__Problem requirements__: Listed below are entries; give the number of lines among them that include "Parents", and only that number.

__Provided information__:
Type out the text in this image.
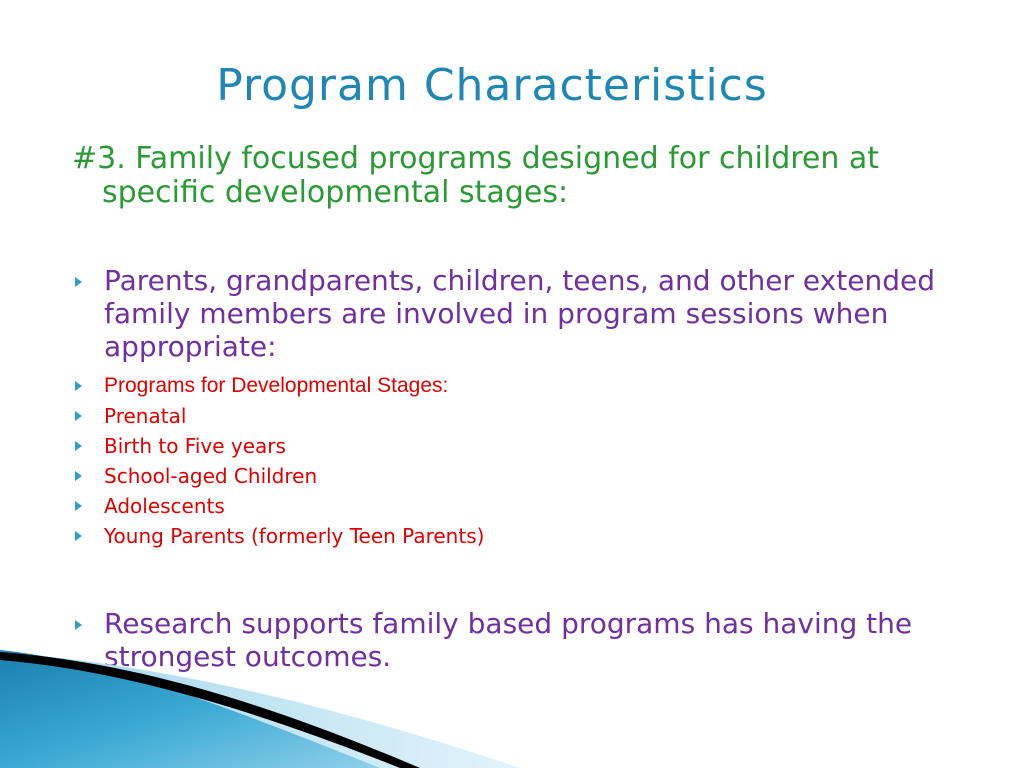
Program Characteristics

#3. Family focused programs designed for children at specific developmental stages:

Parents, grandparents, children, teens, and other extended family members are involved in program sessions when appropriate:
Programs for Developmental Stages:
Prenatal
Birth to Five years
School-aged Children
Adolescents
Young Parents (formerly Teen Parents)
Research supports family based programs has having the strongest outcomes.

__Answer below__: 2